**Saved data entries:**
#####
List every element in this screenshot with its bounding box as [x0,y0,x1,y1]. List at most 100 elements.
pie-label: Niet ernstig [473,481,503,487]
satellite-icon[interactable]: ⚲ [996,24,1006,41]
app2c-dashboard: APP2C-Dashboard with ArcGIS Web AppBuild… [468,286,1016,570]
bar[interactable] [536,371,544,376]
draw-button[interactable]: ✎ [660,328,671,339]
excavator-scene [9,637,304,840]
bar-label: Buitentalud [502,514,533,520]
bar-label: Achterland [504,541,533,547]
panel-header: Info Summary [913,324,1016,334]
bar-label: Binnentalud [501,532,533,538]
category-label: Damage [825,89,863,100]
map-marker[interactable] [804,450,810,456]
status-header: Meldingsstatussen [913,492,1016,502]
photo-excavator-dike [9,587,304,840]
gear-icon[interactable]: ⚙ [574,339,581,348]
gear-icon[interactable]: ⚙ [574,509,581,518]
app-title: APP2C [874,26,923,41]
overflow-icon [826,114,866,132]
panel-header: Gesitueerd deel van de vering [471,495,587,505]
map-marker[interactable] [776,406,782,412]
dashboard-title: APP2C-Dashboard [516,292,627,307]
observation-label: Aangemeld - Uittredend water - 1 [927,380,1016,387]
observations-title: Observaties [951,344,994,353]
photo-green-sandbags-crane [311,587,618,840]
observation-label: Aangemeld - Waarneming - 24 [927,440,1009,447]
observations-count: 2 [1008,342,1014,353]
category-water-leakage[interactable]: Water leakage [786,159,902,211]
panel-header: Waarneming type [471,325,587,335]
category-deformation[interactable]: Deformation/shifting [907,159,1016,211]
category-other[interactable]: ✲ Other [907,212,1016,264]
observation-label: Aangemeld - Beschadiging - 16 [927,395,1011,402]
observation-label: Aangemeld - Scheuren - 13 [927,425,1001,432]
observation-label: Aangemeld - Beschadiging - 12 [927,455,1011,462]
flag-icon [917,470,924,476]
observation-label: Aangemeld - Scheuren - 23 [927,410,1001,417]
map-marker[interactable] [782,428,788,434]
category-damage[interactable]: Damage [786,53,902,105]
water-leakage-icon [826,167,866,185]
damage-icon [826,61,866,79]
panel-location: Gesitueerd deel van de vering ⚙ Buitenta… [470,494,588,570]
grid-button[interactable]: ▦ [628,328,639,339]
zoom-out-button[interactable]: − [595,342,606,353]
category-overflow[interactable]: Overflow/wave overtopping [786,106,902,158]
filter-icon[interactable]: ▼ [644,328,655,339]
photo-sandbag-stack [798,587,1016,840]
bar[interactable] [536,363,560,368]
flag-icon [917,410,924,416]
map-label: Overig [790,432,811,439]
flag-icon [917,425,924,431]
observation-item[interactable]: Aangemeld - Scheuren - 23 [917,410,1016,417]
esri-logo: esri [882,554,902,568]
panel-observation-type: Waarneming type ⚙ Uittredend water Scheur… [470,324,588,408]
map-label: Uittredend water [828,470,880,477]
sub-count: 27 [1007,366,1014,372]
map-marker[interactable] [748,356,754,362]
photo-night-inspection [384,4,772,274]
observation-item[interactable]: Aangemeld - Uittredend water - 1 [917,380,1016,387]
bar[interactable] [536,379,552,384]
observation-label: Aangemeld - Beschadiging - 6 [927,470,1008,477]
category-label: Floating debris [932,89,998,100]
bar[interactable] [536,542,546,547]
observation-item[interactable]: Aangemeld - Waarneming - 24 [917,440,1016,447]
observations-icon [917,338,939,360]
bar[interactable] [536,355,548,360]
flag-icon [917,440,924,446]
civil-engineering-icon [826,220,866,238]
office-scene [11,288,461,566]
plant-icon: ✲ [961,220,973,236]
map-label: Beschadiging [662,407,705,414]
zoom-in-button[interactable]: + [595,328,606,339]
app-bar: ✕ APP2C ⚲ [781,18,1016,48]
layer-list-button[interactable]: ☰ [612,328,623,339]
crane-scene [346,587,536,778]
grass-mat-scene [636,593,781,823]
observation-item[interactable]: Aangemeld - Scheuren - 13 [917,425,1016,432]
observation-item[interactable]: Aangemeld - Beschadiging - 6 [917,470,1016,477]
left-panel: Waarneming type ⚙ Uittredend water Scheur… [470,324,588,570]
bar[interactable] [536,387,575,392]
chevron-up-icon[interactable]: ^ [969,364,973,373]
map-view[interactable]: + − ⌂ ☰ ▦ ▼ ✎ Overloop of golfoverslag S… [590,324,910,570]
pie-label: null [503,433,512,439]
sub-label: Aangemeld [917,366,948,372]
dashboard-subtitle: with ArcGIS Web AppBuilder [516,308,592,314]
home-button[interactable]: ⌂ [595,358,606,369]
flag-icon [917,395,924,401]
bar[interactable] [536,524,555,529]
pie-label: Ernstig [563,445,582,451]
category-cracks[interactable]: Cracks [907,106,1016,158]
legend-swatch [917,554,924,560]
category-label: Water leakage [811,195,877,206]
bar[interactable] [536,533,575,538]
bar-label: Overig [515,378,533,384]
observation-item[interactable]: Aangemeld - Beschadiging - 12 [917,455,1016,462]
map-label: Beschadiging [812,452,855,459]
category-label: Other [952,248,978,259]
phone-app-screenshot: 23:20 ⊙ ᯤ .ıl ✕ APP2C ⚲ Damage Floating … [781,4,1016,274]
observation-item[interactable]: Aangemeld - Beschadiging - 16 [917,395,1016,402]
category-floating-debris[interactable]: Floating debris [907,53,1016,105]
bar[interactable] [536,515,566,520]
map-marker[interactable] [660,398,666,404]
#####
**What you need to do:**
Could you swap every "bar-label" in the records for "axis-label" and give the lines again with nothing else changed?

**Answer:**
List every element in this screenshot with its bounding box as [x0,y0,x1,y1]. List at most 100 elements.
pie-label: Niet ernstig [473,481,503,487]
satellite-icon[interactable]: ⚲ [996,24,1006,41]
app2c-dashboard: APP2C-Dashboard with ArcGIS Web AppBuild… [468,286,1016,570]
bar[interactable] [536,371,544,376]
draw-button[interactable]: ✎ [660,328,671,339]
excavator-scene [9,637,304,840]
axis-label: Buitentalud [502,514,533,520]
axis-label: Achterland [504,541,533,547]
panel-header: Info Summary [913,324,1016,334]
axis-label: Binnentalud [501,532,533,538]
category-label: Damage [825,89,863,100]
map-marker[interactable] [804,450,810,456]
status-header: Meldingsstatussen [913,492,1016,502]
photo-excavator-dike [9,587,304,840]
gear-icon[interactable]: ⚙ [574,339,581,348]
gear-icon[interactable]: ⚙ [574,509,581,518]
app-title: APP2C [874,26,923,41]
overflow-icon [826,114,866,132]
panel-header: Gesitueerd deel van de vering [471,495,587,505]
map-marker[interactable] [776,406,782,412]
dashboard-title: APP2C-Dashboard [516,292,627,307]
observation-label: Aangemeld - Uittredend water - 1 [927,380,1016,387]
observations-title: Observaties [951,344,994,353]
photo-green-sandbags-crane [311,587,618,840]
observation-label: Aangemeld - Waarneming - 24 [927,440,1009,447]
observations-count: 2 [1008,342,1014,353]
category-water-leakage[interactable]: Water leakage [786,159,902,211]
panel-header: Waarneming type [471,325,587,335]
category-deformation[interactable]: Deformation/shifting [907,159,1016,211]
category-other[interactable]: ✲ Other [907,212,1016,264]
observation-label: Aangemeld - Beschadiging - 16 [927,395,1011,402]
observation-label: Aangemeld - Scheuren - 13 [927,425,1001,432]
observation-label: Aangemeld - Beschadiging - 12 [927,455,1011,462]
flag-icon [917,470,924,476]
observation-label: Aangemeld - Scheuren - 23 [927,410,1001,417]
map-marker[interactable] [782,428,788,434]
category-damage[interactable]: Damage [786,53,902,105]
water-leakage-icon [826,167,866,185]
damage-icon [826,61,866,79]
panel-location: Gesitueerd deel van de vering ⚙ Buitenta… [470,494,588,570]
grid-button[interactable]: ▦ [628,328,639,339]
zoom-out-button[interactable]: − [595,342,606,353]
category-overflow[interactable]: Overflow/wave overtopping [786,106,902,158]
filter-icon[interactable]: ▼ [644,328,655,339]
photo-sandbag-stack [798,587,1016,840]
bar[interactable] [536,363,560,368]
flag-icon [917,410,924,416]
map-label: Overig [790,432,811,439]
flag-icon [917,425,924,431]
observation-item[interactable]: Aangemeld - Scheuren - 23 [917,410,1016,417]
esri-logo: esri [882,554,902,568]
panel-observation-type: Waarneming type ⚙ Uittredend water Scheur… [470,324,588,408]
map-label: Uittredend water [828,470,880,477]
sub-count: 27 [1007,366,1014,372]
map-marker[interactable] [748,356,754,362]
photo-night-inspection [384,4,772,274]
observation-item[interactable]: Aangemeld - Uittredend water - 1 [917,380,1016,387]
bar[interactable] [536,379,552,384]
observation-label: Aangemeld - Beschadiging - 6 [927,470,1008,477]
category-label: Floating debris [932,89,998,100]
bar[interactable] [536,542,546,547]
observation-item[interactable]: Aangemeld - Waarneming - 24 [917,440,1016,447]
observations-icon [917,338,939,360]
bar[interactable] [536,355,548,360]
flag-icon [917,440,924,446]
civil-engineering-icon [826,220,866,238]
office-scene [11,288,461,566]
plant-icon: ✲ [961,220,973,236]
map-label: Beschadiging [662,407,705,414]
zoom-in-button[interactable]: + [595,328,606,339]
app-bar: ✕ APP2C ⚲ [781,18,1016,48]
layer-list-button[interactable]: ☰ [612,328,623,339]
crane-scene [346,587,536,778]
grass-mat-scene [636,593,781,823]
observation-item[interactable]: Aangemeld - Scheuren - 13 [917,425,1016,432]
observation-item[interactable]: Aangemeld - Beschadiging - 6 [917,470,1016,477]
left-panel: Waarneming type ⚙ Uittredend water Scheur… [470,324,588,570]
bar[interactable] [536,387,575,392]
chevron-up-icon[interactable]: ^ [969,364,973,373]
map-view[interactable]: + − ⌂ ☰ ▦ ▼ ✎ Overloop of golfoverslag S… [590,324,910,570]
pie-label: null [503,433,512,439]
sub-label: Aangemeld [917,366,948,372]
dashboard-subtitle: with ArcGIS Web AppBuilder [516,308,592,314]
home-button[interactable]: ⌂ [595,358,606,369]
flag-icon [917,395,924,401]
bar[interactable] [536,524,555,529]
pie-label: Ernstig [563,445,582,451]
category-cracks[interactable]: Cracks [907,106,1016,158]
legend-swatch [917,554,924,560]
category-label: Water leakage [811,195,877,206]
bar[interactable] [536,533,575,538]
axis-label: Overig [515,378,533,384]
observation-item[interactable]: Aangemeld - Beschadiging - 12 [917,455,1016,462]
map-label: Beschadiging [812,452,855,459]
category-label: Other [952,248,978,259]
phone-app-screenshot: 23:20 ⊙ ᯤ .ıl ✕ APP2C ⚲ Damage Floating … [781,4,1016,274]
observation-item[interactable]: Aangemeld - Beschadiging - 16 [917,395,1016,402]
category-floating-debris[interactable]: Floating debris [907,53,1016,105]
bar[interactable] [536,515,566,520]
map-marker[interactable] [660,398,666,404]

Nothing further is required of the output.